● **Written exercise**
Check every line below for the string "illustration", and copy the lines that contain it.

● **Data provided**
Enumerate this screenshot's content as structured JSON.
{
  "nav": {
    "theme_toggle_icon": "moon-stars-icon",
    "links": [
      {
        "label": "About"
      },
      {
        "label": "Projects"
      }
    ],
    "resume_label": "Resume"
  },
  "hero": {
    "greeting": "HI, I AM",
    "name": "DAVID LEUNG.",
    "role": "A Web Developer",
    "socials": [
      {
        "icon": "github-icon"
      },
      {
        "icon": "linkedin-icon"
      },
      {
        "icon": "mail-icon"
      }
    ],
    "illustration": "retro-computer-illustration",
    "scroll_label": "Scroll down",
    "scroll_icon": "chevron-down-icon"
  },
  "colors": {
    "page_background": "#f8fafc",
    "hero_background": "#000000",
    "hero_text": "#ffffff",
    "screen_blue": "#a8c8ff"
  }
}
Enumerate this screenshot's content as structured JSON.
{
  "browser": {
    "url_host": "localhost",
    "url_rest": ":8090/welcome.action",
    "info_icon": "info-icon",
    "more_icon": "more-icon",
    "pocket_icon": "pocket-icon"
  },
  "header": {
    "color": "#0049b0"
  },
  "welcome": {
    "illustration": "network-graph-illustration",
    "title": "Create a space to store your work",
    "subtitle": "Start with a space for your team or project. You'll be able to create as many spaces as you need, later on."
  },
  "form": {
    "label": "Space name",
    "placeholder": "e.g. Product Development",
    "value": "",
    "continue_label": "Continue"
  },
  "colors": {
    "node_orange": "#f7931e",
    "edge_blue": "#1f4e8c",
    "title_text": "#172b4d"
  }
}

● **Output below**
    "illustration": "retro-computer-illustration",
    "illustration": "network-graph-illustration",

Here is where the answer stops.